PROBLEM DETAILS
Filter the listing and keep only the lines with the word "Started".

## begin DATA SUPPLIED

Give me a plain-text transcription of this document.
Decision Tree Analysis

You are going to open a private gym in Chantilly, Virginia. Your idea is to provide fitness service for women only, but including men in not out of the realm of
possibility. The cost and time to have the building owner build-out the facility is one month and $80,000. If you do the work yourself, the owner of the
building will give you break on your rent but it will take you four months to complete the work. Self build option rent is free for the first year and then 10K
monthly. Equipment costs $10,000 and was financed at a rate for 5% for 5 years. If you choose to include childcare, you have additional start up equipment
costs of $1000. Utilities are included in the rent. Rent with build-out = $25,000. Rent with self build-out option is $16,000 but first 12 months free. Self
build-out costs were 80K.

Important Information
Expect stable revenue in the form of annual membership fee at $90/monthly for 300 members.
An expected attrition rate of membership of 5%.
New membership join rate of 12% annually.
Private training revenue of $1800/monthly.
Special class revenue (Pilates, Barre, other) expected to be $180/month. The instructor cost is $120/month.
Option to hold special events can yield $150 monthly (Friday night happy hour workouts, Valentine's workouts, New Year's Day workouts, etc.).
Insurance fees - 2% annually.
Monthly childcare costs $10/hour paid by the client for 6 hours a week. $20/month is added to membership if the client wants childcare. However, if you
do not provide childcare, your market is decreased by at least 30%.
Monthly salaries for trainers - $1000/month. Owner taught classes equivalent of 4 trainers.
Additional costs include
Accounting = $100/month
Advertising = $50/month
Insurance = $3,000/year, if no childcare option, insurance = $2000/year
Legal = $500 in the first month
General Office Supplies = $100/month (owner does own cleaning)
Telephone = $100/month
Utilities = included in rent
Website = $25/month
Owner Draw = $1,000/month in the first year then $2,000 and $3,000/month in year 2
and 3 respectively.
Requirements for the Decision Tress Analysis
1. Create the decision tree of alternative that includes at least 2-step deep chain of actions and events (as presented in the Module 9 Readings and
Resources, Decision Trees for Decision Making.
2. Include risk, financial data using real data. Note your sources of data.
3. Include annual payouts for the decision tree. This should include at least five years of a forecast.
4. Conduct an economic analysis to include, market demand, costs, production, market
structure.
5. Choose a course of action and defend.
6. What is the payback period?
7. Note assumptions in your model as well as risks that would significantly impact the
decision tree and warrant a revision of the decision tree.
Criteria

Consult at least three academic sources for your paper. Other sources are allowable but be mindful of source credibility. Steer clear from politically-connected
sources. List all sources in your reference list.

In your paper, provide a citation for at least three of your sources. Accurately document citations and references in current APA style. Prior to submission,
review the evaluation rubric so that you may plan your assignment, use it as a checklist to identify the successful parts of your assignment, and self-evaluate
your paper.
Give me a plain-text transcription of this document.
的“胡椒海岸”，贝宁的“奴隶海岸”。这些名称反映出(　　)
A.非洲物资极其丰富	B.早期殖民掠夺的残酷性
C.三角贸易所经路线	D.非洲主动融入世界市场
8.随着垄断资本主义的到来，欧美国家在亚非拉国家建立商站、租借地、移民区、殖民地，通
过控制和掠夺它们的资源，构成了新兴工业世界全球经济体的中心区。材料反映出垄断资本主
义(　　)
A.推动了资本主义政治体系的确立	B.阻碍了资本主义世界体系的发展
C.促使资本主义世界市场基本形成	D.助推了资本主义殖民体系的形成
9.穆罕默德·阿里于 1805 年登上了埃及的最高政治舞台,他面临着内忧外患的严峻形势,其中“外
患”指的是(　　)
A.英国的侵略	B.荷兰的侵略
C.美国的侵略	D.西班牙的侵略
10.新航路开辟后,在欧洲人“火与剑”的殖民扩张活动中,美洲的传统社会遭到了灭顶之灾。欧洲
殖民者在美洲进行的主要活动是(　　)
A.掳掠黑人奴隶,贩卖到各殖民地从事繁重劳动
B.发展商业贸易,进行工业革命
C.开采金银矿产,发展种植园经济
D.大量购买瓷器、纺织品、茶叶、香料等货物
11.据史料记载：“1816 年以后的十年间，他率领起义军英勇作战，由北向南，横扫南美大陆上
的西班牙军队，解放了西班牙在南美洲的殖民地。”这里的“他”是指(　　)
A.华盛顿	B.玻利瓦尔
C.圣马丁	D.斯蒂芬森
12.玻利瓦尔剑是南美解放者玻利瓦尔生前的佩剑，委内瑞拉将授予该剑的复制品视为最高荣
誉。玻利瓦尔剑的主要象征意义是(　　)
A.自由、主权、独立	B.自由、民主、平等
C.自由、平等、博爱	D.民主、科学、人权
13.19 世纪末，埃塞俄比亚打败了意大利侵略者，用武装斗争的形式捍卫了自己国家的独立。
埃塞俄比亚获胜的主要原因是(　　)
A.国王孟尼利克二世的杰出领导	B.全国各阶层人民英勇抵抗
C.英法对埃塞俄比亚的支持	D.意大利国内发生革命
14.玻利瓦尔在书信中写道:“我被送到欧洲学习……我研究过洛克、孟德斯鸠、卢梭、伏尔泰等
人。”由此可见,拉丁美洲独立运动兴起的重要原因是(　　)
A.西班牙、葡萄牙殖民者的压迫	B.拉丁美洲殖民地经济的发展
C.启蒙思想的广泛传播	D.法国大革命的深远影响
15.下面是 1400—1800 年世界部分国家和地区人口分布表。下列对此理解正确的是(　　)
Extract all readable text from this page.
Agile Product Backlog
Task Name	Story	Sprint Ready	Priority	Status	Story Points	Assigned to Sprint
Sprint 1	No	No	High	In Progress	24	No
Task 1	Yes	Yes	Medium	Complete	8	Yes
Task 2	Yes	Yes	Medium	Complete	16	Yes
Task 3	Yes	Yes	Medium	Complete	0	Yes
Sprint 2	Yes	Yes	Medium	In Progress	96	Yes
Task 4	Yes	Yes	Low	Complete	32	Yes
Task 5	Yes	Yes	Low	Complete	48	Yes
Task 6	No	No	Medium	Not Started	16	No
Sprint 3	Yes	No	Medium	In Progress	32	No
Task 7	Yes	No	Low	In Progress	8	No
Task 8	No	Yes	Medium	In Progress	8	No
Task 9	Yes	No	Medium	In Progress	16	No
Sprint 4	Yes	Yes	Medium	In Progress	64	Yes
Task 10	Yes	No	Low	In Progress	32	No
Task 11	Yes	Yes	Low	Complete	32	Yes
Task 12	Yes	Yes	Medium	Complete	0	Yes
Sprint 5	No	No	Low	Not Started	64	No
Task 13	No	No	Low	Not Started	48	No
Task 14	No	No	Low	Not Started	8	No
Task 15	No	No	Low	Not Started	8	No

## end DATA SUPPLIED

WORKED SOLUTION
Task 6	No	No	Medium	Not Started	16	No
Sprint 5	No	No	Low	Not Started	64	No
Task 13	No	No	Low	Not Started	48	No
Task 14	No	No	Low	Not Started	8	No
Task 15	No	No	Low	Not Started	8	No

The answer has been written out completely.